- _Excerpted text_:
— START —
Grisha, have you considered the possibility that you might be a little too desperate to enter another relationship?

From my brief time here on WrongPlanet, I've gathered that you were married once before divorcing a woman you found intolerable. Forty-four is obviously a little late to be on the 'market' for dates, so to speak-but then again, you hardly want to end up with a relationship that failed the way your last marriage did, right?

What I'm saying is that you might be trying to rush this too much. And that's all very well for me to say-after all, if I was your age, I would likely feel worried that I might never meet someone again too. But at this stage, I'd say it would be well worth it not to sweat it too much about the women who reject you. If you do end up with someone in a relationship again, it should be with someone accepting enough that they won't care about the small stuff that others overlook you for. I think I can speak for most of the contributors to this thread that such a person would find you to have plenty to offer as a partner.

However, if you're all in a panic about being alone, that can give off a vibe that makes women uncomfortable. Of course, if someone told me that I was too 'desperate', I'd feel all stressed out trying to seem less desperate, but that's not what I'm suggesting you do. I'm suggesting that you try and just enjoy the dates you do get-relax and have fun with the woman you're with, and if it doesn't work out, then it doesn't work out.
— END —
- _Provided data_:
— START —
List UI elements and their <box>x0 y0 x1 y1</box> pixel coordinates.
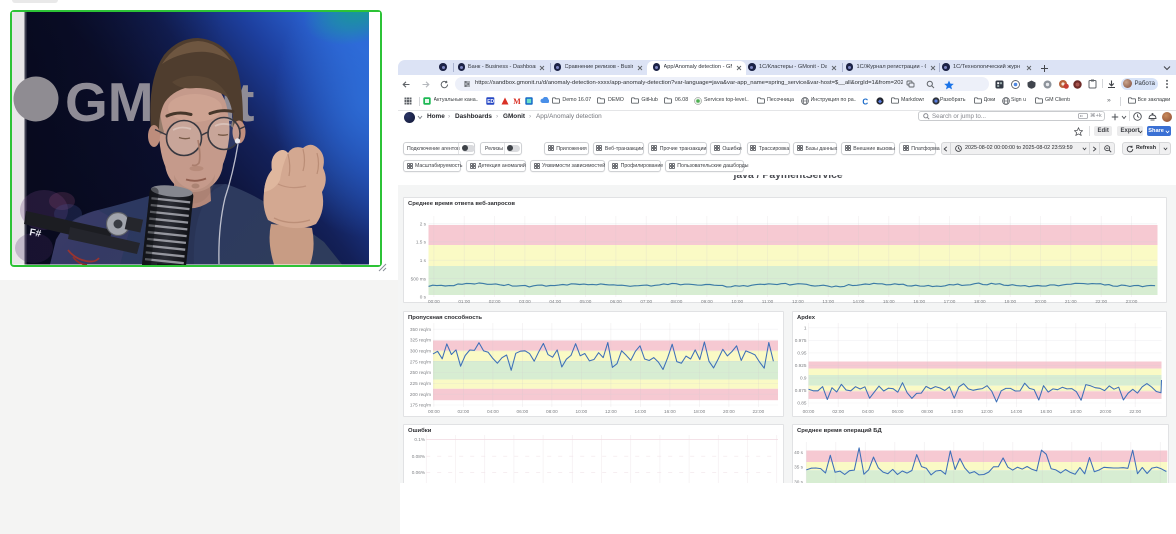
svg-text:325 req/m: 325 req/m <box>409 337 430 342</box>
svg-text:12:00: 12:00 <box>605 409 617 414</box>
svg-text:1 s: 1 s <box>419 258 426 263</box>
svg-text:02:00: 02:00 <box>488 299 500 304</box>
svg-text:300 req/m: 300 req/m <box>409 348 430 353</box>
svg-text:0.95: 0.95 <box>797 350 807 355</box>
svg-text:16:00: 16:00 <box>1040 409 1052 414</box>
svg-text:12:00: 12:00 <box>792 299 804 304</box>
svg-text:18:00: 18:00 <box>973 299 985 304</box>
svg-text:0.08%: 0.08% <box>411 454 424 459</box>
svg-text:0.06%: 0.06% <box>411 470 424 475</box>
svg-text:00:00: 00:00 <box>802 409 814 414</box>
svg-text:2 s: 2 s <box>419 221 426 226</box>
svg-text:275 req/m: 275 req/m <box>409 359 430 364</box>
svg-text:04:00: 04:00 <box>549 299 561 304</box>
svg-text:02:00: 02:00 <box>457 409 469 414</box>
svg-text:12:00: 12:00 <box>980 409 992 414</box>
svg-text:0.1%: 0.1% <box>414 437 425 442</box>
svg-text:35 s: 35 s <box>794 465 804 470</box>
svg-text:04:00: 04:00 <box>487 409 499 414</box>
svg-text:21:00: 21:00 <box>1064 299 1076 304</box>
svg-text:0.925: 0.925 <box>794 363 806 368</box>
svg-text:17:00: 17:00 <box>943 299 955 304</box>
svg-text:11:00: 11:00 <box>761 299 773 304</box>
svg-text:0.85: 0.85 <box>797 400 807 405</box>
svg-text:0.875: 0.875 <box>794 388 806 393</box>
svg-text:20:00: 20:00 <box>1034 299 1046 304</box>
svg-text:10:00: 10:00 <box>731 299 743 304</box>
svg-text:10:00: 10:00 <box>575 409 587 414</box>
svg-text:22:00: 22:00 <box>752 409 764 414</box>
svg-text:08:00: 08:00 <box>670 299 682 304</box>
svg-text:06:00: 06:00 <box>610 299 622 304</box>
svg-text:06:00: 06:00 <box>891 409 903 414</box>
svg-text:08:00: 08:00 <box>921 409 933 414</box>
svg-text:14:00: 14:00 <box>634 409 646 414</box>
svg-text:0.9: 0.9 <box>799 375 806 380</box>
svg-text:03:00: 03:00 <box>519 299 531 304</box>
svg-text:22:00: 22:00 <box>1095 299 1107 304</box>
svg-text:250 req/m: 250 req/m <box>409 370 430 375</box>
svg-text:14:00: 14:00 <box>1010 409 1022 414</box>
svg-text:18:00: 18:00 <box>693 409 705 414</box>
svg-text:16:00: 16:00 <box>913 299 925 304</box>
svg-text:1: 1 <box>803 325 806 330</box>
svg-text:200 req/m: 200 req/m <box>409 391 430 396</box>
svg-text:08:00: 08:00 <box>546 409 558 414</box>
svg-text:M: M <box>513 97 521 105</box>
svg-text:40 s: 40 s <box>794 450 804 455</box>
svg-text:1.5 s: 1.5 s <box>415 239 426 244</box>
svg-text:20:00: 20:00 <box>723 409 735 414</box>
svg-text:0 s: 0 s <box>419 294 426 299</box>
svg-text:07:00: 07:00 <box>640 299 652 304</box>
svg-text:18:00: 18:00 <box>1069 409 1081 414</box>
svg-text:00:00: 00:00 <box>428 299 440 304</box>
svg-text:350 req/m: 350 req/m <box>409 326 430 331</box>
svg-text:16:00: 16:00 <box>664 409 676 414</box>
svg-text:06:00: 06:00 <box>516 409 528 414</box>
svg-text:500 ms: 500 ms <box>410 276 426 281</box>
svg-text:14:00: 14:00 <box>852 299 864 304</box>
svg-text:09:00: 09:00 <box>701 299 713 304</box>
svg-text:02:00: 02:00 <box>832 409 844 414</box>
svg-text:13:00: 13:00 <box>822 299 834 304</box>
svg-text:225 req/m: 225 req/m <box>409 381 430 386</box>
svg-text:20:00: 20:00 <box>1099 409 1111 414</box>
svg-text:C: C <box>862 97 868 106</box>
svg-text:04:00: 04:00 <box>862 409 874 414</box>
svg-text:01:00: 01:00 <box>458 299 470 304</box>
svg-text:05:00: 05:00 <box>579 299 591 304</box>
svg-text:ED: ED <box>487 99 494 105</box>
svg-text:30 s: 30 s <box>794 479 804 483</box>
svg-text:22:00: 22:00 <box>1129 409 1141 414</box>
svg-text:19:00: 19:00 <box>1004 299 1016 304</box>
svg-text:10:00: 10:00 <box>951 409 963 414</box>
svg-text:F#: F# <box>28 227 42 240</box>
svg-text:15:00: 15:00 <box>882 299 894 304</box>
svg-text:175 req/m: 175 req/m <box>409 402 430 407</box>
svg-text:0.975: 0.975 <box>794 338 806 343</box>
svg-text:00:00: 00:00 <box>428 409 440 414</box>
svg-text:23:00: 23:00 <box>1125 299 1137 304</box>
— END —
— START —
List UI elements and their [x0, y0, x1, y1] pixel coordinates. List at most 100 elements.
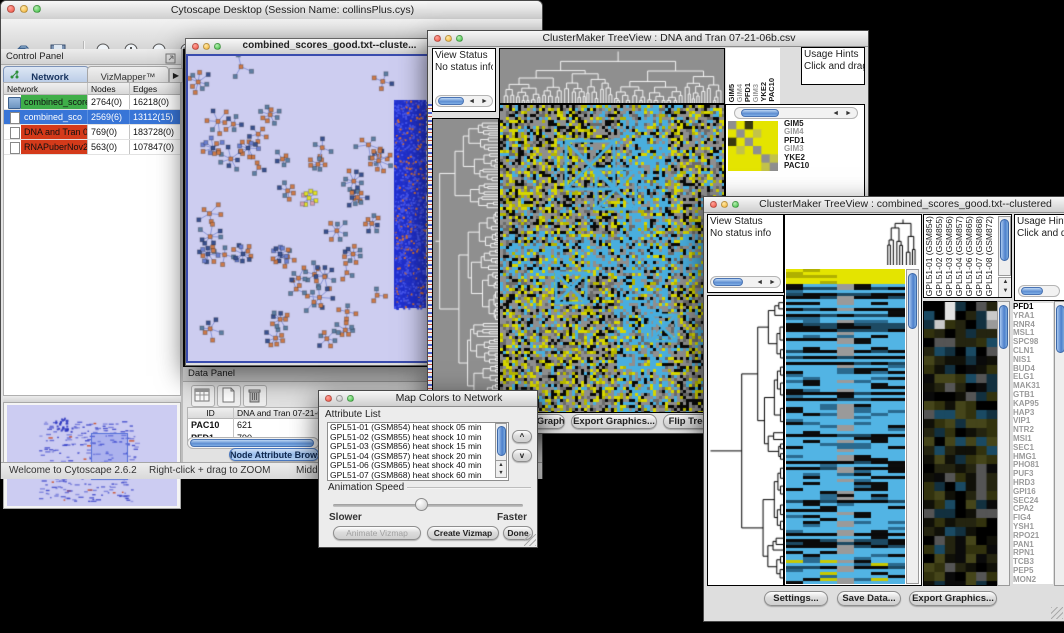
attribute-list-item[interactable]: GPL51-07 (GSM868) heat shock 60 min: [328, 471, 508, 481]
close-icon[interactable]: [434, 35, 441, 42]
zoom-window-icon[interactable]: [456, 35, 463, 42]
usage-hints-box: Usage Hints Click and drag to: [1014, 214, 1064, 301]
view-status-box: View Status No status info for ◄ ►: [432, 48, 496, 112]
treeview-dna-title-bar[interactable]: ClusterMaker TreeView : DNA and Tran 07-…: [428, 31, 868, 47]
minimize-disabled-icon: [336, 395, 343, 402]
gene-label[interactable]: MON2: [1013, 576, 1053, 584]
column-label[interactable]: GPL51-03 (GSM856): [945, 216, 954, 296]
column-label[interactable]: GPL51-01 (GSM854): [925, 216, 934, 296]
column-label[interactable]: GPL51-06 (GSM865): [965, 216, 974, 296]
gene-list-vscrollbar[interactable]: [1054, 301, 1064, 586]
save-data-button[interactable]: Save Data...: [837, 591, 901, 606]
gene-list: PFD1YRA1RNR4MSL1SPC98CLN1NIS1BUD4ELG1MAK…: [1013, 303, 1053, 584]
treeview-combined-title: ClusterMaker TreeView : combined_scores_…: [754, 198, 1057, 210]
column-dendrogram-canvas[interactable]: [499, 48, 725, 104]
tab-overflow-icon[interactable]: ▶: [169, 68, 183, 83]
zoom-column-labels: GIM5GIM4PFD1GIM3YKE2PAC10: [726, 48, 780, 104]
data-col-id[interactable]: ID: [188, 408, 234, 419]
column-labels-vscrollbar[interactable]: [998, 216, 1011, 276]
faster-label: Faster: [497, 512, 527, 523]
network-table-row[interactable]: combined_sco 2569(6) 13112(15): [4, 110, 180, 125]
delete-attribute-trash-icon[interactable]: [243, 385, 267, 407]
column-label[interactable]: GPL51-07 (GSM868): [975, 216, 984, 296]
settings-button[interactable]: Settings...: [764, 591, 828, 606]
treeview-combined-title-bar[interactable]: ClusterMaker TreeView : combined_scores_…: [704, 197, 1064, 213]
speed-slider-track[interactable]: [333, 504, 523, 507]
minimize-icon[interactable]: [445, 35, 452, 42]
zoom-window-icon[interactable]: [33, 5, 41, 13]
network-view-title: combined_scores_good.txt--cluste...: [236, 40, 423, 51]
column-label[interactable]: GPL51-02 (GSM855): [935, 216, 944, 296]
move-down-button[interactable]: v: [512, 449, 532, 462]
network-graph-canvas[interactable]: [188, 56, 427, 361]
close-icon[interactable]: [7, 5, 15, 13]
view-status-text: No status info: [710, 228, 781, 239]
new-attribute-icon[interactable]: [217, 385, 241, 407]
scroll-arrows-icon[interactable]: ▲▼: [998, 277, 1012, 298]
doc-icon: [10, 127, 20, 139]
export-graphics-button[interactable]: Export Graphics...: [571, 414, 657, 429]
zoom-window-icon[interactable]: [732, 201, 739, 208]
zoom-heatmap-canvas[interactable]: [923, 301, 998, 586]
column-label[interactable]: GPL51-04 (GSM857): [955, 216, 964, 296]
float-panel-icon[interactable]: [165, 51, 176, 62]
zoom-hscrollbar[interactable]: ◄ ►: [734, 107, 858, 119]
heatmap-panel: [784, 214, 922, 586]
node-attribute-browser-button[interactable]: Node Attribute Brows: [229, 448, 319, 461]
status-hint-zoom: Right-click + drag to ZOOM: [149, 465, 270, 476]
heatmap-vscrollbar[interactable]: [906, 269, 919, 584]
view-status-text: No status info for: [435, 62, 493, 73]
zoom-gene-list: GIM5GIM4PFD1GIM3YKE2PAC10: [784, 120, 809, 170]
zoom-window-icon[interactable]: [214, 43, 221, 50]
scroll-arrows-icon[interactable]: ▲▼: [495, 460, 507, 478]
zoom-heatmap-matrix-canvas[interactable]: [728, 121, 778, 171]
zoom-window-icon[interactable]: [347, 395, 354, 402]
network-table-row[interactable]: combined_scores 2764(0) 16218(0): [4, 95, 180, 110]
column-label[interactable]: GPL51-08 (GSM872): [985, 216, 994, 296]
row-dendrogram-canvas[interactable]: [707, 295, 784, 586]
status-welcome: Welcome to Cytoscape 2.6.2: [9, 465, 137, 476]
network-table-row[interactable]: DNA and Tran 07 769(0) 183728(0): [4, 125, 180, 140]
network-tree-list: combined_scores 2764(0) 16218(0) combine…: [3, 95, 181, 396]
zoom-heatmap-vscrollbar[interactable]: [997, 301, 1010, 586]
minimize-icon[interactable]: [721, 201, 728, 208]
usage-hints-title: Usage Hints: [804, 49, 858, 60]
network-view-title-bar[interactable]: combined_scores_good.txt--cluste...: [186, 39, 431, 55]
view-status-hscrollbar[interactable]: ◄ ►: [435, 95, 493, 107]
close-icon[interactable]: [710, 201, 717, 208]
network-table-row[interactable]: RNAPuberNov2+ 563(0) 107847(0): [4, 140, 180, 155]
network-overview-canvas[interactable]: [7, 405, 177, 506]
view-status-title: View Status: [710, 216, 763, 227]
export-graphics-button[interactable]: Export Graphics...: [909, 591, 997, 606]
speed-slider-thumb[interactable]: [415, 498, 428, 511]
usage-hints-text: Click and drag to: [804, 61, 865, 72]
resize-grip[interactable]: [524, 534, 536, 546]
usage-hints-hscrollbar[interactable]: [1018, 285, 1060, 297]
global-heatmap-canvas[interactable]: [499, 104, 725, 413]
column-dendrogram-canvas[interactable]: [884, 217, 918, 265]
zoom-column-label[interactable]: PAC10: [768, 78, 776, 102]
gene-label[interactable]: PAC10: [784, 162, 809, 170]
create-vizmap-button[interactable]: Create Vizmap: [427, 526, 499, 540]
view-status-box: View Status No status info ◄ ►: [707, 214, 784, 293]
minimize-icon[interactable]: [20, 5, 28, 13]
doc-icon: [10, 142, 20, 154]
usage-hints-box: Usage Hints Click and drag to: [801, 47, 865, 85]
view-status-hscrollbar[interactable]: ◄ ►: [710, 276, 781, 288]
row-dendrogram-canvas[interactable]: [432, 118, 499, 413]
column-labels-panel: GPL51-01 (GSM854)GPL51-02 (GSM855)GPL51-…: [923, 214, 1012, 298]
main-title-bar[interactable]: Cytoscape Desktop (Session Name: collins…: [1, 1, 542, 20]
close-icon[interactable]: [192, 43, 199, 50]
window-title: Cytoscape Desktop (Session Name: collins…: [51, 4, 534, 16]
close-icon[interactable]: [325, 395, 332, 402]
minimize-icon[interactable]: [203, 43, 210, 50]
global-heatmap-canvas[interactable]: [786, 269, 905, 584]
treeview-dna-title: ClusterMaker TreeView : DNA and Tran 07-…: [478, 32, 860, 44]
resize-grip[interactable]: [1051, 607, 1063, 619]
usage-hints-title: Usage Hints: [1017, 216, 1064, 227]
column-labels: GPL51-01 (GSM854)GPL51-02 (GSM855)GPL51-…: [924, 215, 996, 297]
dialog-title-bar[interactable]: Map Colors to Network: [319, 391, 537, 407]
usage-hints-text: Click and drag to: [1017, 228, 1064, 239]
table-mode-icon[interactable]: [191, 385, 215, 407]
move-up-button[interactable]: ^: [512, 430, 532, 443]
— END —
- _Brief 1_:
Repeat the stretch of the forum post from "However, if you're" through "doesn't work out.".
- _Brief 2_:
Answer these questions about the forum post:
(a) On which site does the writer say they have spent a brief time?
(b) What age does the writer call a little late to be on the market for dates?
(c) According to the writer, what can being in a panic about being alone give off?

- _Task output 1_:
However, if you're all in a panic about being alone, that can give off a vibe that makes women uncomfortable. Of course, if someone told me that I was too 'desperate', I'd feel all stressed out trying to seem less desperate, but that's not what I'm suggesting you do. I'm suggesting that you try and just enjoy the dates you do get-relax and have fun with the woman you're with, and if it doesn't work out, then it doesn't work out.

- _Task output 2_:
(a) WrongPlanet
(b) Forty-four
(c) A vibe that makes women uncomfortable